● **Dataset rows**
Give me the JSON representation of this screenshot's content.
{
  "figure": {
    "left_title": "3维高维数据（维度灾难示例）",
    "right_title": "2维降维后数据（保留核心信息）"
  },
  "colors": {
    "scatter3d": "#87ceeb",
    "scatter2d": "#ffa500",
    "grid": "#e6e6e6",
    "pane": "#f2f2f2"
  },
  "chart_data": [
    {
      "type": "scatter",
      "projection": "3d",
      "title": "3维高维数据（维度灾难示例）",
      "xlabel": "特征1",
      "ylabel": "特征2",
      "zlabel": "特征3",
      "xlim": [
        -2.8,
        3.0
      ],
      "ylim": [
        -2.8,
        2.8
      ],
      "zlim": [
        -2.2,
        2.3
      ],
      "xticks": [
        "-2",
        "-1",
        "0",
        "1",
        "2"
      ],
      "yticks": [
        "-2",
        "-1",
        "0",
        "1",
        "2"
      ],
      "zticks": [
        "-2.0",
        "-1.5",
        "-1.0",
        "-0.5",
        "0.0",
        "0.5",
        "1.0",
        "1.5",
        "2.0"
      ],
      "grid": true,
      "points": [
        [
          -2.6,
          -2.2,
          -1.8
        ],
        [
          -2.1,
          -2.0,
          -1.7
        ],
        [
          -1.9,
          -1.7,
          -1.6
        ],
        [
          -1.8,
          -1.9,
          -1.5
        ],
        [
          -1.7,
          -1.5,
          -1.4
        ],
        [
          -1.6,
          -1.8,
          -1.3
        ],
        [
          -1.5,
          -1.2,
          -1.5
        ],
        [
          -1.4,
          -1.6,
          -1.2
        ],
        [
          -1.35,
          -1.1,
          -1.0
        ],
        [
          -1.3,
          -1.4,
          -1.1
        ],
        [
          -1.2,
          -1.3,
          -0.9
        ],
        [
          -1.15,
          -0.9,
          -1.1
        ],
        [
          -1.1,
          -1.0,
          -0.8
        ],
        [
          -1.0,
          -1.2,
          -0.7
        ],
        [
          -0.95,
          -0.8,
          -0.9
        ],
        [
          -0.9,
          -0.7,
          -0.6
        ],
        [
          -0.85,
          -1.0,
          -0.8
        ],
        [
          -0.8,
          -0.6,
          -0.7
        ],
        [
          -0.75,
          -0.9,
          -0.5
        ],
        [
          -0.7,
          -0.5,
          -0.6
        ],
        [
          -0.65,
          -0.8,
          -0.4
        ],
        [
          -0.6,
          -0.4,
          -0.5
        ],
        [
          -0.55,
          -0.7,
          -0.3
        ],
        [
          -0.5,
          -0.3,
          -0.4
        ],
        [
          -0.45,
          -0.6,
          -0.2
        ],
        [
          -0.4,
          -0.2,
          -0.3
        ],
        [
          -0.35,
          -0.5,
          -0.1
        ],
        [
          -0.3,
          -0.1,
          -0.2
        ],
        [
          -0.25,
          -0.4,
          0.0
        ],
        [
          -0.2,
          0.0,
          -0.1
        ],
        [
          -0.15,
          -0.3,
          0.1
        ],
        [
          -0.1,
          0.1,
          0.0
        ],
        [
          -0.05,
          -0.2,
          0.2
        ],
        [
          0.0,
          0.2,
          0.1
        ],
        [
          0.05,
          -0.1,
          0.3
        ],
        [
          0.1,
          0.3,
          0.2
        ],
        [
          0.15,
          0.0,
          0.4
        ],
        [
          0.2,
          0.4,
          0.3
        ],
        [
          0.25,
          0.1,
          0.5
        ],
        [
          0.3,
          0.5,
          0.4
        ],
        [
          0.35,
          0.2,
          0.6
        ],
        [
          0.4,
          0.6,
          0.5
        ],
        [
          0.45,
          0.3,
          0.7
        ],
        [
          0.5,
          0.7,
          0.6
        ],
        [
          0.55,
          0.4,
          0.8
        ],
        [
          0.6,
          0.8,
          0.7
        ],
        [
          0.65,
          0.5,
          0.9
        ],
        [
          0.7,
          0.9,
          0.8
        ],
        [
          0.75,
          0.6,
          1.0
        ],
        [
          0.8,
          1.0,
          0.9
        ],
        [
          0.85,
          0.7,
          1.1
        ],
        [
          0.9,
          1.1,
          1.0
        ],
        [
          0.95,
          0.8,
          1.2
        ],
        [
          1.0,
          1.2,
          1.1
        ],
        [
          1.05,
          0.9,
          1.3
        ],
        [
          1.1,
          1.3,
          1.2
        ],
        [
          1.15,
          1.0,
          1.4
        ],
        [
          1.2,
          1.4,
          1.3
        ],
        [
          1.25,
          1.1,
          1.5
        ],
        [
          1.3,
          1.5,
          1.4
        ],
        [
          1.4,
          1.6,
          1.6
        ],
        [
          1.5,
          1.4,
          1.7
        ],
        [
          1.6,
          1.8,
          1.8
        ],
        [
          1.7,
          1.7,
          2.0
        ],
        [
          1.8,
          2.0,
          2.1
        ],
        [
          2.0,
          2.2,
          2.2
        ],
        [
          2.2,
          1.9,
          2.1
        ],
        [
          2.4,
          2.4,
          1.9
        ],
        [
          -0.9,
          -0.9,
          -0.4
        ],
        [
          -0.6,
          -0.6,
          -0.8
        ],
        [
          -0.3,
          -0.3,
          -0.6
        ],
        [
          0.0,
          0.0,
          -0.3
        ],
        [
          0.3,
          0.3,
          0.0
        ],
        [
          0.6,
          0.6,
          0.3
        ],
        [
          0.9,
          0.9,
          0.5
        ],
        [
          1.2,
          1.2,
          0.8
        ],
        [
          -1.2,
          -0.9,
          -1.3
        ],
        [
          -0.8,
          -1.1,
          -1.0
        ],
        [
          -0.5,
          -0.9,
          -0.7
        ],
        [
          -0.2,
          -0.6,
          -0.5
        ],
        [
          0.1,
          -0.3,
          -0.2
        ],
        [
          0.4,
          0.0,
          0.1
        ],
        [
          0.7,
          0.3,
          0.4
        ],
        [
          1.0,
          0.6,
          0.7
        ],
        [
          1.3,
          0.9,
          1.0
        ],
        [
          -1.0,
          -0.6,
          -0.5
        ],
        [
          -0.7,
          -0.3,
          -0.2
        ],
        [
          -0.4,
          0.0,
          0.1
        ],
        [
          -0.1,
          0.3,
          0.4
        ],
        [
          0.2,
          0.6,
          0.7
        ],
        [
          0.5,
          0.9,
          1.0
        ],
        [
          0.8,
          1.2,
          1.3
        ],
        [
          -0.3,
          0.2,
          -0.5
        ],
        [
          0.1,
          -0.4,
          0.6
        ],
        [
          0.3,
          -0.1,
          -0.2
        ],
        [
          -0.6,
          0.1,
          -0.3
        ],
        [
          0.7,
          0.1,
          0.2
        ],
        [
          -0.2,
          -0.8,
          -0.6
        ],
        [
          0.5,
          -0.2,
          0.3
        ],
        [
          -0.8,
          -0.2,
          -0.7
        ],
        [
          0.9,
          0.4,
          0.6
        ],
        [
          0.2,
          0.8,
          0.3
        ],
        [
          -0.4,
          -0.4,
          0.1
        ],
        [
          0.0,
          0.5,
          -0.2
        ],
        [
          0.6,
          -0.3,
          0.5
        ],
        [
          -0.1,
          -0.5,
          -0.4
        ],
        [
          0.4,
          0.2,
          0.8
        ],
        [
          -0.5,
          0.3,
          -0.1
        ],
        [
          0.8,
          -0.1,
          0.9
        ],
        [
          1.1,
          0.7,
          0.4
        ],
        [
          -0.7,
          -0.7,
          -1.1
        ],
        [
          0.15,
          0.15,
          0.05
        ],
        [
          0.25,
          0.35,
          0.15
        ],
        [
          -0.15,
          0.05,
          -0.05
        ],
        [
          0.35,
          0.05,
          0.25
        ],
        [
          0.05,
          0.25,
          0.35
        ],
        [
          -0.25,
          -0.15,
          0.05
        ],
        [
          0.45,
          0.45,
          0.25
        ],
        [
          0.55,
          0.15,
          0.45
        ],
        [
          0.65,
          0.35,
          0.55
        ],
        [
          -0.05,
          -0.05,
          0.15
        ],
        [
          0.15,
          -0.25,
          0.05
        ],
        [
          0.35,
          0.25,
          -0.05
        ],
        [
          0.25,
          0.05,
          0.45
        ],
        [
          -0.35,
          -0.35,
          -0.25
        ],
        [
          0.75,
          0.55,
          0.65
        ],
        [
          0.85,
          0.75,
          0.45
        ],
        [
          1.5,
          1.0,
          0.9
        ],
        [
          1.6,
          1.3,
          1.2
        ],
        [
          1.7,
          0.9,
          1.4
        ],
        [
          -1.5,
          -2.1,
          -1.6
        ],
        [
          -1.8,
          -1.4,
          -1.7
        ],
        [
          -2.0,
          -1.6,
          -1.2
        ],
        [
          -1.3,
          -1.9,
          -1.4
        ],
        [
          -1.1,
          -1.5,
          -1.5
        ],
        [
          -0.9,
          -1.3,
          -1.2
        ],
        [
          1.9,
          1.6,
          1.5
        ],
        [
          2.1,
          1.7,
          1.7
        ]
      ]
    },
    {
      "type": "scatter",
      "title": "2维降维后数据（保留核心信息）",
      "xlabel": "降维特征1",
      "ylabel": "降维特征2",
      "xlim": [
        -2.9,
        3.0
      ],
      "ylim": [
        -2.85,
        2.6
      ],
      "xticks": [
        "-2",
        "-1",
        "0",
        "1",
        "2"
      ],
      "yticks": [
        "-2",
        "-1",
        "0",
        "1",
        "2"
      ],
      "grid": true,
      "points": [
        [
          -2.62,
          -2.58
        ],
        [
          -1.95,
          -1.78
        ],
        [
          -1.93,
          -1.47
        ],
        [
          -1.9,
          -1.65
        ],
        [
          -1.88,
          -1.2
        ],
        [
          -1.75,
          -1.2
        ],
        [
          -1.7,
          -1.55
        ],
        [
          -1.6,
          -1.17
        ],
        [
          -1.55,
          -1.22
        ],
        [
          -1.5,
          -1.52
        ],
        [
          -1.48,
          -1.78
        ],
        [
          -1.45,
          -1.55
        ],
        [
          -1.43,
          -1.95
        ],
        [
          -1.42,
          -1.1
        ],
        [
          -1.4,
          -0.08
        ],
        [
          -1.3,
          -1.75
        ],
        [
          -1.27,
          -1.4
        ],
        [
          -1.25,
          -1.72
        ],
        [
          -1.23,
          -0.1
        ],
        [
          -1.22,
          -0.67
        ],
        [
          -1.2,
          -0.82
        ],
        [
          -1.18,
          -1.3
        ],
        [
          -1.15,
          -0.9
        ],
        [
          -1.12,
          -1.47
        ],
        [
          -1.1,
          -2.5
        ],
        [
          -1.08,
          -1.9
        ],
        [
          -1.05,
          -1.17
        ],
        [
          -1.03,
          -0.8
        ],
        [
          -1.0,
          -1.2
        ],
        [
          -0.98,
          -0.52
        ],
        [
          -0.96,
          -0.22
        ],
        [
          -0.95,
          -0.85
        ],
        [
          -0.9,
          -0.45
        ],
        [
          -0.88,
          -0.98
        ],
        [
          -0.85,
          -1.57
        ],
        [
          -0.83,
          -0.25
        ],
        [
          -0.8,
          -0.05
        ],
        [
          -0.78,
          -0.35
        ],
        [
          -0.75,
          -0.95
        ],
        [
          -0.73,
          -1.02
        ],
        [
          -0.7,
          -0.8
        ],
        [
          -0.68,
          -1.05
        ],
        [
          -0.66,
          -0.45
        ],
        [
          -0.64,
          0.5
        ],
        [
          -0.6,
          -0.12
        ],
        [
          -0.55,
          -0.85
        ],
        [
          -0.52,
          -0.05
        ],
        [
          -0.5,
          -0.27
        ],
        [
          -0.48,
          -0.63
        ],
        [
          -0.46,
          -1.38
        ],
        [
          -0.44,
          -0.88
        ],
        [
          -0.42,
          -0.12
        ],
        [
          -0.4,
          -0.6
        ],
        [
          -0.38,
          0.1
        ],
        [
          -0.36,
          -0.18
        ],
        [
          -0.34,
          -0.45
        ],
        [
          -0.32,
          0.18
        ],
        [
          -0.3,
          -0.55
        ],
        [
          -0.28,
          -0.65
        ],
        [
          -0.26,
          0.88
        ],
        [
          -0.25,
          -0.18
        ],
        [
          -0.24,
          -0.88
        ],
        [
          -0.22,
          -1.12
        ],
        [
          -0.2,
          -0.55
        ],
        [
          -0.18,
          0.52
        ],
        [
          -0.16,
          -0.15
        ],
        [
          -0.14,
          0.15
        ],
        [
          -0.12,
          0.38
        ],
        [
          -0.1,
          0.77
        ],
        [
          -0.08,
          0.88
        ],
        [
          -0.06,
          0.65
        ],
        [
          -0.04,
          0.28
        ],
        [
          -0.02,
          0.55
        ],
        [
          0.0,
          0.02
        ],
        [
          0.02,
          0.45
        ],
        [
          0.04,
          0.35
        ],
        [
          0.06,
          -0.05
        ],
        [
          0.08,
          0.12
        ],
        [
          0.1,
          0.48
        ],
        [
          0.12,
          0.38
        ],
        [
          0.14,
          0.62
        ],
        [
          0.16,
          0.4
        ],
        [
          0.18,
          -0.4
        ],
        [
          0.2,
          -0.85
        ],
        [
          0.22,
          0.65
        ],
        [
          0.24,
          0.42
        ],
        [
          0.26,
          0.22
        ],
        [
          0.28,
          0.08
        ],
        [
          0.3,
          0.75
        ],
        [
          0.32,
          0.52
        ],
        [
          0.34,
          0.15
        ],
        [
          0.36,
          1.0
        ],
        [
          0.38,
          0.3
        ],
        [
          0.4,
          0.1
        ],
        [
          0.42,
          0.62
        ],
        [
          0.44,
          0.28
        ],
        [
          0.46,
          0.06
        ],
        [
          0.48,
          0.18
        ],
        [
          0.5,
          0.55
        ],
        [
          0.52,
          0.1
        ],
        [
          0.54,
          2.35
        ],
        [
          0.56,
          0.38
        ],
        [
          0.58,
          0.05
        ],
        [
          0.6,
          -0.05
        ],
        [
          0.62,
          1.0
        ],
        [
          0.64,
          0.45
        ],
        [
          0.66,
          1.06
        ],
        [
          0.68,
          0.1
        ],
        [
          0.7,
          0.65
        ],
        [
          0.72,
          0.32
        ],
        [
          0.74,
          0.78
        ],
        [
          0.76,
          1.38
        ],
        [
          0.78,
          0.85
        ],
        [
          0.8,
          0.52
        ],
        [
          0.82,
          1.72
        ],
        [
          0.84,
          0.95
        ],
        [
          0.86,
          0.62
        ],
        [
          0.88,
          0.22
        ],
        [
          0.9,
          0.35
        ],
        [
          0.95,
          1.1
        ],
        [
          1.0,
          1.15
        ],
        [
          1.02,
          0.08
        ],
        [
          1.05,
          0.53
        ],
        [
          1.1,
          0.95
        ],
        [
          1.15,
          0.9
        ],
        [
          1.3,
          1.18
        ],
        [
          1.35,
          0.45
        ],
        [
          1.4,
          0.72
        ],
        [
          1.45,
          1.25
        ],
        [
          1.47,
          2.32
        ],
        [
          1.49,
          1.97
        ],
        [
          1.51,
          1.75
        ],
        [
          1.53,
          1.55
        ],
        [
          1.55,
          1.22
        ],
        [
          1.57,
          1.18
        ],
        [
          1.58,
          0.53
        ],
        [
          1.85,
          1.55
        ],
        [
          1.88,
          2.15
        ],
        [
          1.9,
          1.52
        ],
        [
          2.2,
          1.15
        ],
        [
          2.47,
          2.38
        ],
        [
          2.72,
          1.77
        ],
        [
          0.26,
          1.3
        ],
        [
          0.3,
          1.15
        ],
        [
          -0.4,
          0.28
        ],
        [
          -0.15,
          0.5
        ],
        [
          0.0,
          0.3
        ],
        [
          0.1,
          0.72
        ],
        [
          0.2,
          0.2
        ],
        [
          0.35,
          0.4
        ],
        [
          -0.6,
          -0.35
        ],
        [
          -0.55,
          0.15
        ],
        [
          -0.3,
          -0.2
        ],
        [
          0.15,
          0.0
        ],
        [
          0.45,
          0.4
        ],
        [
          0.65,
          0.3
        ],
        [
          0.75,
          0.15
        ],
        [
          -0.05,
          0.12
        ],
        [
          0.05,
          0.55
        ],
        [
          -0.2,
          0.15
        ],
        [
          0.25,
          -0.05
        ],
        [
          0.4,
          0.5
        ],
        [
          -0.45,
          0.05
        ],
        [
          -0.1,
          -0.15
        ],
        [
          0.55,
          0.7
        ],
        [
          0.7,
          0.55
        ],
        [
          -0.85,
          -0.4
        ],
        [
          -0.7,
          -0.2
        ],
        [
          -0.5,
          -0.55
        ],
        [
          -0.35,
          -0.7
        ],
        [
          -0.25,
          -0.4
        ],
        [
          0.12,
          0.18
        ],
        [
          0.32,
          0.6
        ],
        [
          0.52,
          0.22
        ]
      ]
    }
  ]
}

● **Problem statement**
Count every line bearing the word "维度灾难示例"; report the total only.

● **Full answer**
2